▸ **WORK TO BE COMPLETED**: Each line that holds the word "count" should be returned.

[Dataset items]
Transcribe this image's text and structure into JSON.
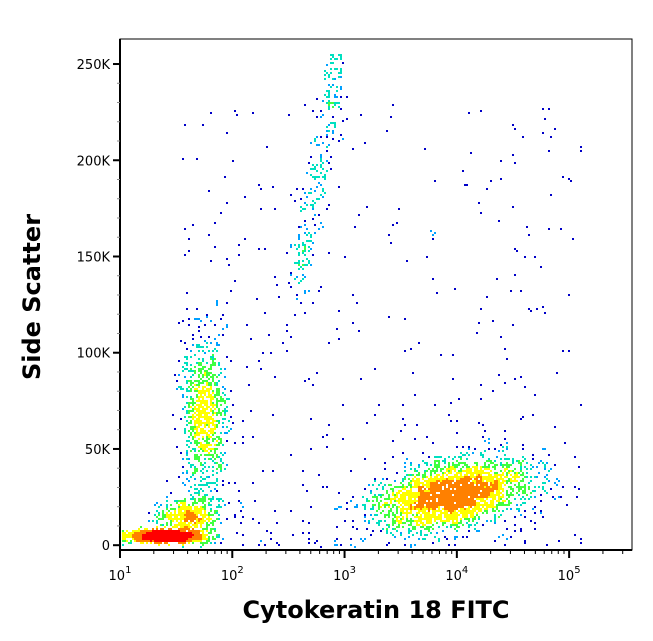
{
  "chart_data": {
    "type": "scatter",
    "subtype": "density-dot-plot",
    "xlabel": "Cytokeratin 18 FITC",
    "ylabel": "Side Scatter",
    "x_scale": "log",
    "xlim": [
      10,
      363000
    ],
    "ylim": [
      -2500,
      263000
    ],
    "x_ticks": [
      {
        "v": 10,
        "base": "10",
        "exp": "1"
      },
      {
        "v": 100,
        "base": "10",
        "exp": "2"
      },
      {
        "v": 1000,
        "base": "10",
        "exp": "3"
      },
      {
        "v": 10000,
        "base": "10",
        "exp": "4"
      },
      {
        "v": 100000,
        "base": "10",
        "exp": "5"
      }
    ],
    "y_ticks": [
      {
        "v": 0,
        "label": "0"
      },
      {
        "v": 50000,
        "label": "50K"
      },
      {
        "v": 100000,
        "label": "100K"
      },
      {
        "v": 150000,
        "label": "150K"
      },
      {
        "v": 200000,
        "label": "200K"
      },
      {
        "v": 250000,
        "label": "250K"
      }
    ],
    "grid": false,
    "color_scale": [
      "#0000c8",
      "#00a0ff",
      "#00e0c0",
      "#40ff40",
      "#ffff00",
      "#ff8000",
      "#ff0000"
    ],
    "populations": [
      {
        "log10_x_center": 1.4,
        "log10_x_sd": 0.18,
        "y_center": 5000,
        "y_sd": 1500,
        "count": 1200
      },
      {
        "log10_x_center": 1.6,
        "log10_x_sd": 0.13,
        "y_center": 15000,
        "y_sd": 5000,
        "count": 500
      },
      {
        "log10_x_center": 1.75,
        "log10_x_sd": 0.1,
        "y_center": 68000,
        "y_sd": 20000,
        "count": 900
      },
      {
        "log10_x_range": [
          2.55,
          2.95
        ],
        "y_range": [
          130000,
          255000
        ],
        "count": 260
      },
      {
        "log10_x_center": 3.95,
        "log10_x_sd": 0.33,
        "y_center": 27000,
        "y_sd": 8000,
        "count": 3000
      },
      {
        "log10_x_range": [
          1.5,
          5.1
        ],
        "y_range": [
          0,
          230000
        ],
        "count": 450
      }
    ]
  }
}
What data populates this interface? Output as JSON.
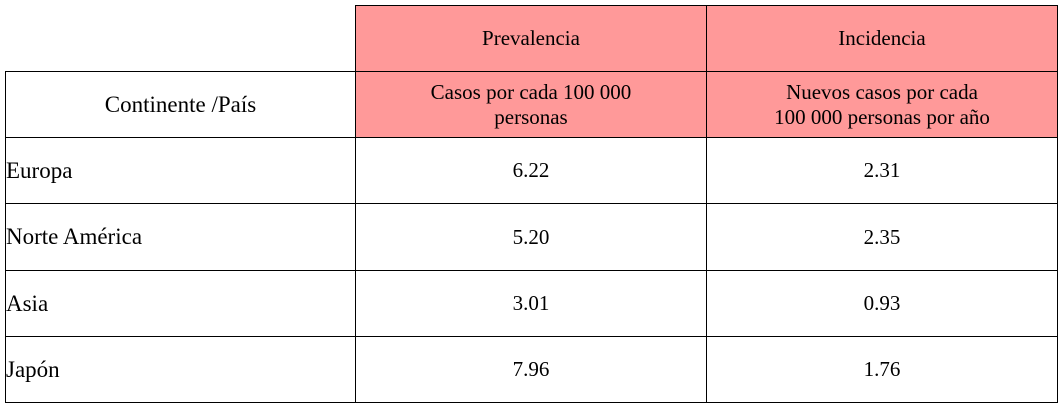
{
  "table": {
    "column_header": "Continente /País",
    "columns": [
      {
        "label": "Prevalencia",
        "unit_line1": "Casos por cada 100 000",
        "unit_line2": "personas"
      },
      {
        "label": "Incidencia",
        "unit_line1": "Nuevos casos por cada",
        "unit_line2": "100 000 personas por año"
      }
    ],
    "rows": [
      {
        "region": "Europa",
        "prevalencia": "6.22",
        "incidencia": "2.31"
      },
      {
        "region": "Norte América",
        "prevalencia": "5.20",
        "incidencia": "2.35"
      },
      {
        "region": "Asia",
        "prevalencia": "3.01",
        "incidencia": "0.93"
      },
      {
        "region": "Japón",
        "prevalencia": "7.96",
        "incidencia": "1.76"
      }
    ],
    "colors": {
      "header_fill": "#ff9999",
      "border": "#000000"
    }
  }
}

▸ **RESPONSE**:
        "count": 1200
        "count": 500
        "count": 900
        "count": 260
        "count": 3000
        "count": 450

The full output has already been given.